▶ **WHAT THE EXERCISE ASKS**: Every record here needs to be written out again exactly.
··· DATASET RECORDS ···
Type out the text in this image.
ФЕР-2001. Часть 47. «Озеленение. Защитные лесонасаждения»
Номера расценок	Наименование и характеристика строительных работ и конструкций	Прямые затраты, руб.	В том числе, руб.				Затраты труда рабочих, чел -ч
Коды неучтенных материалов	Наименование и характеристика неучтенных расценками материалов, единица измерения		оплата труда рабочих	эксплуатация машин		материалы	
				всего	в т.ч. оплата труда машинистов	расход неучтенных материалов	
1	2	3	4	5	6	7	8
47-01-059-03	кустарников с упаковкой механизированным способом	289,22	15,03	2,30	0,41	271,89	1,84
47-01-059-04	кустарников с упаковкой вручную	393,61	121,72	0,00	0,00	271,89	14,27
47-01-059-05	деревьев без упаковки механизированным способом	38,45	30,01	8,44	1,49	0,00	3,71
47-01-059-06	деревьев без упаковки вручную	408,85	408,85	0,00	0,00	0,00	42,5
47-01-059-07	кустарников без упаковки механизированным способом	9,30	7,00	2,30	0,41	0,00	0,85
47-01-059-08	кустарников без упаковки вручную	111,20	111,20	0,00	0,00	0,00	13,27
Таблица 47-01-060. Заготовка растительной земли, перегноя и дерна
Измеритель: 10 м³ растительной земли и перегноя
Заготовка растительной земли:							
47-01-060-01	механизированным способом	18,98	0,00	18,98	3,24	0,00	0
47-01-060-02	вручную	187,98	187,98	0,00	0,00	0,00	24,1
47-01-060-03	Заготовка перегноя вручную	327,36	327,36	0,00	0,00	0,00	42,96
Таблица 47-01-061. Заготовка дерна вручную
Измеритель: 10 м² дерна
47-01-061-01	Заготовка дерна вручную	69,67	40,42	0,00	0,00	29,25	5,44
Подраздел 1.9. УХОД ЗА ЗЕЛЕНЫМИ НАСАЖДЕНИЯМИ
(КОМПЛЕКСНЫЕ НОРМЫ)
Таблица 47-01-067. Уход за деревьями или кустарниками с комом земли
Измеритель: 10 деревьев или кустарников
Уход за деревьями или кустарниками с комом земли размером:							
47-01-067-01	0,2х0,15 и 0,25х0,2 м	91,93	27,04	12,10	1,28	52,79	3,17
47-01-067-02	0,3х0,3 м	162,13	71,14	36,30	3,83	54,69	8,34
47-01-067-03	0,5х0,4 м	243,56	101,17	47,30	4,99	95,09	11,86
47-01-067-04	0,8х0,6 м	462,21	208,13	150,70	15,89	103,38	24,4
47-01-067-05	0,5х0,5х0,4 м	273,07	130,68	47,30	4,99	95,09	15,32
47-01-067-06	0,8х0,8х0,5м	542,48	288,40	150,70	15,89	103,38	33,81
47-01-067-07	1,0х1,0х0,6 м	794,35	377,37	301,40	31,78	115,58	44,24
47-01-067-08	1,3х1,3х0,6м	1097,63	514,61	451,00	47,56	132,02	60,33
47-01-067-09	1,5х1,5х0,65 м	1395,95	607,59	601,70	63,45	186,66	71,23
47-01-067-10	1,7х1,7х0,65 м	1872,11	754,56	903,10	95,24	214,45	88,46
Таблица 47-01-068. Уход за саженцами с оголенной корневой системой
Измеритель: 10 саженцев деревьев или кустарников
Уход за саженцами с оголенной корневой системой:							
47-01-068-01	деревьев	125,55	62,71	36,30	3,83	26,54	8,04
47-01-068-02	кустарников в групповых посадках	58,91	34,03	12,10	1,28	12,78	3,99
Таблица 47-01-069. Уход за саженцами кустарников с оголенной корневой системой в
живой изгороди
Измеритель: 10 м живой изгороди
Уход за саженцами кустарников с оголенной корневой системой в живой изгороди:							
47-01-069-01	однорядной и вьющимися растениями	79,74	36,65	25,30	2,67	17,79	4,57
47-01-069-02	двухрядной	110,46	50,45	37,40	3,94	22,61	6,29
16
···
▶ **TASK RESPONSE**:
Type out the text in this image.
ФЕР-2001. Часть 47. «Озеленение. Защитные лесонасаждения»
Номера расценок	Наименование и характеристика строительных работ и конструкций	Прямые затраты, руб.	В том числе, руб.				Затраты труда рабочих, чел -ч
Коды неучтенных материалов	Наименование и характеристика неучтенных расценками материалов, единица измерения		оплата труда рабочих	эксплуатация машин		материалы	
				всего	в т.ч. оплата труда машинистов	расход неучтенных материалов	
1	2	3	4	5	6	7	8
47-01-059-03	кустарников с упаковкой механизированным способом	289,22	15,03	2,30	0,41	271,89	1,84
47-01-059-04	кустарников с упаковкой вручную	393,61	121,72	0,00	0,00	271,89	14,27
47-01-059-05	деревьев без упаковки механизированным способом	38,45	30,01	8,44	1,49	0,00	3,71
47-01-059-06	деревьев без упаковки вручную	408,85	408,85	0,00	0,00	0,00	42,5
47-01-059-07	кустарников без упаковки механизированным способом	9,30	7,00	2,30	0,41	0,00	0,85
47-01-059-08	кустарников без упаковки вручную	111,20	111,20	0,00	0,00	0,00	13,27
Таблица 47-01-060. Заготовка растительной земли, перегноя и дерна
Измеритель: 10 м³ растительной земли и перегноя
Заготовка растительной земли:							
47-01-060-01	механизированным способом	18,98	0,00	18,98	3,24	0,00	0
47-01-060-02	вручную	187,98	187,98	0,00	0,00	0,00	24,1
47-01-060-03	Заготовка перегноя вручную	327,36	327,36	0,00	0,00	0,00	42,96
Таблица 47-01-061. Заготовка дерна вручную
Измеритель: 10 м² дерна
47-01-061-01	Заготовка дерна вручную	69,67	40,42	0,00	0,00	29,25	5,44
Подраздел 1.9. УХОД ЗА ЗЕЛЕНЫМИ НАСАЖДЕНИЯМИ
(КОМПЛЕКСНЫЕ НОРМЫ)
Таблица 47-01-067. Уход за деревьями или кустарниками с комом земли
Измеритель: 10 деревьев или кустарников
Уход за деревьями или кустарниками с комом земли размером:							
47-01-067-01	0,2х0,15 и 0,25х0,2 м	91,93	27,04	12,10	1,28	52,79	3,17
47-01-067-02	0,3х0,3 м	162,13	71,14	36,30	3,83	54,69	8,34
47-01-067-03	0,5х0,4 м	243,56	101,17	47,30	4,99	95,09	11,86
47-01-067-04	0,8х0,6 м	462,21	208,13	150,70	15,89	103,38	24,4
47-01-067-05	0,5х0,5х0,4 м	273,07	130,68	47,30	4,99	95,09	15,32
47-01-067-06	0,8х0,8х0,5м	542,48	288,40	150,70	15,89	103,38	33,81
47-01-067-07	1,0х1,0х0,6 м	794,35	377,37	301,40	31,78	115,58	44,24
47-01-067-08	1,3х1,3х0,6м	1097,63	514,61	451,00	47,56	132,02	60,33
47-01-067-09	1,5х1,5х0,65 м	1395,95	607,59	601,70	63,45	186,66	71,23
47-01-067-10	1,7х1,7х0,65 м	1872,11	754,56	903,10	95,24	214,45	88,46
Таблица 47-01-068. Уход за саженцами с оголенной корневой системой
Измеритель: 10 саженцев деревьев или кустарников
Уход за саженцами с оголенной корневой системой:							
47-01-068-01	деревьев	125,55	62,71	36,30	3,83	26,54	8,04
47-01-068-02	кустарников в групповых посадках	58,91	34,03	12,10	1,28	12,78	3,99
Таблица 47-01-069. Уход за саженцами кустарников с оголенной корневой системой в
живой изгороди
Измеритель: 10 м живой изгороди
Уход за саженцами кустарников с оголенной корневой системой в живой изгороди:							
47-01-069-01	однорядной и вьющимися растениями	79,74	36,65	25,30	2,67	17,79	4,57
47-01-069-02	двухрядной	110,46	50,45	37,40	3,94	22,61	6,29
16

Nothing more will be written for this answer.